Written request:
Copy each line exactly. Leave nothing out.

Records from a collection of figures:
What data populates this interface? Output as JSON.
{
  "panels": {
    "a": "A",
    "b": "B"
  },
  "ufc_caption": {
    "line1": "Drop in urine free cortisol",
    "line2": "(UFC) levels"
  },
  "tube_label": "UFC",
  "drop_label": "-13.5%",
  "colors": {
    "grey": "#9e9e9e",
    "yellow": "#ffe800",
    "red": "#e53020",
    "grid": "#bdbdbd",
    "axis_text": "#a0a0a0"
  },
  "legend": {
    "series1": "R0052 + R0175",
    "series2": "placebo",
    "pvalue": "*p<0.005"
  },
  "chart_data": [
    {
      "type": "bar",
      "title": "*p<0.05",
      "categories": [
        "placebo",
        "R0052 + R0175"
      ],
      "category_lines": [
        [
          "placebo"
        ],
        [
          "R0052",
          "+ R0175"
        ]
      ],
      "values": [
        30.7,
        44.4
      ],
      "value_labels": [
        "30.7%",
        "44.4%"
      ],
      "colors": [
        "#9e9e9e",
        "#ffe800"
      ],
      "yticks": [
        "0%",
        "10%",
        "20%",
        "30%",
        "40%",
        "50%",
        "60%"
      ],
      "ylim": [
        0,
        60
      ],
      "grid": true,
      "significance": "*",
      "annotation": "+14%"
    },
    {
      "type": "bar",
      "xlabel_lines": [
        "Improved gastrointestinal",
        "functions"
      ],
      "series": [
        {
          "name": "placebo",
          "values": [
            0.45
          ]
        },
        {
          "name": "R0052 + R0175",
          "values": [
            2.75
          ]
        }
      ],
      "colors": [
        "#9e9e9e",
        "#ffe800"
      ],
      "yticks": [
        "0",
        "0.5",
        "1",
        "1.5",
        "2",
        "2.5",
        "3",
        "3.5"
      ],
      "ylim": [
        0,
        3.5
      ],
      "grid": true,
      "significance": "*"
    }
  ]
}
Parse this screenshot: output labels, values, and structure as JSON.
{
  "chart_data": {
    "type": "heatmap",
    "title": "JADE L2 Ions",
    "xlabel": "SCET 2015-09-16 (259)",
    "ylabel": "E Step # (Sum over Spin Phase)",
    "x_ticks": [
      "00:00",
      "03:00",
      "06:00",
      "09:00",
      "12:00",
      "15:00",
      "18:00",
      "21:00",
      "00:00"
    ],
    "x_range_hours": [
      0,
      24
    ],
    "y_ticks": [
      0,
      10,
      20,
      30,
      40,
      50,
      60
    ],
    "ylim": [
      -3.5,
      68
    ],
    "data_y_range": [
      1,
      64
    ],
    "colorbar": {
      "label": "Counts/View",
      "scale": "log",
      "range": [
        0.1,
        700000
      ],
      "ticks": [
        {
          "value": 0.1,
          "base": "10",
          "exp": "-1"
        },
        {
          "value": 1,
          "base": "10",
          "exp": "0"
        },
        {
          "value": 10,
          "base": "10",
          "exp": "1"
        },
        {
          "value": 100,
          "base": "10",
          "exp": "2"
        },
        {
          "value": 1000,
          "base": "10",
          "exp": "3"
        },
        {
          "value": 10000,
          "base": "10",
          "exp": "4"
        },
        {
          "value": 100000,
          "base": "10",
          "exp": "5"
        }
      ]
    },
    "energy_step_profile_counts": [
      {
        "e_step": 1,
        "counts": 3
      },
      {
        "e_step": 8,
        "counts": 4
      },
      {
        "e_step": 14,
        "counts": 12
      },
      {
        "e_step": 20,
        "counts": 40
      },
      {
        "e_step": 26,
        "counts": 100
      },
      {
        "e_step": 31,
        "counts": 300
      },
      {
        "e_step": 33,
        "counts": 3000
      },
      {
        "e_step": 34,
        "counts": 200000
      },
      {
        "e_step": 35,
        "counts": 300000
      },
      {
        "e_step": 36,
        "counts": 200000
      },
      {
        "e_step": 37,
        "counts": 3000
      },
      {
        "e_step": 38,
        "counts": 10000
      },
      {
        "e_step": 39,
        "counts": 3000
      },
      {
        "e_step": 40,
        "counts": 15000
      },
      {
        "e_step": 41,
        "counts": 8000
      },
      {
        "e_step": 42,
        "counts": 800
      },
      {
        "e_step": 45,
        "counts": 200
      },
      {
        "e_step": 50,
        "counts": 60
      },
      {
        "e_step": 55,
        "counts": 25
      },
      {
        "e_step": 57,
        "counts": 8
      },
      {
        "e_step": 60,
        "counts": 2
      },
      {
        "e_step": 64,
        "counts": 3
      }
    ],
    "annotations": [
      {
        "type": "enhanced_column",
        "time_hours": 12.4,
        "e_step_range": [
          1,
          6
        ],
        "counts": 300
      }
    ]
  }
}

Completed task:
What data populates this interface? Output as JSON.
{
  "panels": {
    "a": "A",
    "b": "B"
  },
  "ufc_caption": {
    "line1": "Drop in urine free cortisol",
    "line2": "(UFC) levels"
  },
  "tube_label": "UFC",
  "drop_label": "-13.5%",
  "colors": {
    "grey": "#9e9e9e",
    "yellow": "#ffe800",
    "red": "#e53020",
    "grid": "#bdbdbd",
    "axis_text": "#a0a0a0"
  },
  "legend": {
    "series1": "R0052 + R0175",
    "series2": "placebo",
    "pvalue": "*p<0.005"
  },
  "chart_data": [
    {
      "type": "bar",
      "title": "*p<0.05",
      "categories": [
        "placebo",
        "R0052 + R0175"
      ],
      "category_lines": [
        [
          "placebo"
        ],
        [
          "R0052",
          "+ R0175"
        ]
      ],
      "values": [
        30.7,
        44.4
      ],
      "value_labels": [
        "30.7%",
        "44.4%"
      ],
      "colors": [
        "#9e9e9e",
        "#ffe800"
      ],
      "yticks": [
        "0%",
        "10%",
        "20%",
        "30%",
        "40%",
        "50%",
        "60%"
      ],
      "ylim": [
        0,
        60
      ],
      "grid": true,
      "significance": "*",
      "annotation": "+14%"
    },
    {
      "type": "bar",
      "xlabel_lines": [
        "Improved gastrointestinal",
        "functions"
      ],
      "series": [
        {
          "name": "placebo",
          "values": [
            0.45
          ]
        },
        {
          "name": "R0052 + R0175",
          "values": [
            2.75
          ]
        }
      ],
      "colors": [
        "#9e9e9e",
        "#ffe800"
      ],
      "yticks": [
        "0",
        "0.5",
        "1",
        "1.5",
        "2",
        "2.5",
        "3",
        "3.5"
      ],
      "ylim": [
        0,
        3.5
      ],
      "grid": true,
      "significance": "*"
    }
  ]
}
Parse this screenshot: output labels, values, and structure as JSON.
{
  "chart_data": {
    "type": "heatmap",
    "title": "JADE L2 Ions",
    "xlabel": "SCET 2015-09-16 (259)",
    "ylabel": "E Step # (Sum over Spin Phase)",
    "x_ticks": [
      "00:00",
      "03:00",
      "06:00",
      "09:00",
      "12:00",
      "15:00",
      "18:00",
      "21:00",
      "00:00"
    ],
    "x_range_hours": [
      0,
      24
    ],
    "y_ticks": [
      0,
      10,
      20,
      30,
      40,
      50,
      60
    ],
    "ylim": [
      -3.5,
      68
    ],
    "data_y_range": [
      1,
      64
    ],
    "colorbar": {
      "label": "Counts/View",
      "scale": "log",
      "range": [
        0.1,
        700000
      ],
      "ticks": [
        {
          "value": 0.1,
          "base": "10",
          "exp": "-1"
        },
        {
          "value": 1,
          "base": "10",
          "exp": "0"
        },
        {
          "value": 10,
          "base": "10",
          "exp": "1"
        },
        {
          "value": 100,
          "base": "10",
          "exp": "2"
        },
        {
          "value": 1000,
          "base": "10",
          "exp": "3"
        },
        {
          "value": 10000,
          "base": "10",
          "exp": "4"
        },
        {
          "value": 100000,
          "base": "10",
          "exp": "5"
        }
      ]
    },
    "energy_step_profile_counts": [
      {
        "e_step": 1,
        "counts": 3
      },
      {
        "e_step": 8,
        "counts": 4
      },
      {
        "e_step": 14,
        "counts": 12
      },
      {
        "e_step": 20,
        "counts": 40
      },
      {
        "e_step": 26,
        "counts": 100
      },
      {
        "e_step": 31,
        "counts": 300
      },
      {
        "e_step": 33,
        "counts": 3000
      },
      {
        "e_step": 34,
        "counts": 200000
      },
      {
        "e_step": 35,
        "counts": 300000
      },
      {
        "e_step": 36,
        "counts": 200000
      },
      {
        "e_step": 37,
        "counts": 3000
      },
      {
        "e_step": 38,
        "counts": 10000
      },
      {
        "e_step": 39,
        "counts": 3000
      },
      {
        "e_step": 40,
        "counts": 15000
      },
      {
        "e_step": 41,
        "counts": 8000
      },
      {
        "e_step": 42,
        "counts": 800
      },
      {
        "e_step": 45,
        "counts": 200
      },
      {
        "e_step": 50,
        "counts": 60
      },
      {
        "e_step": 55,
        "counts": 25
      },
      {
        "e_step": 57,
        "counts": 8
      },
      {
        "e_step": 60,
        "counts": 2
      },
      {
        "e_step": 64,
        "counts": 3
      }
    ],
    "annotations": [
      {
        "type": "enhanced_column",
        "time_hours": 12.4,
        "e_step_range": [
          1,
          6
        ],
        "counts": 300
      }
    ]
  }
}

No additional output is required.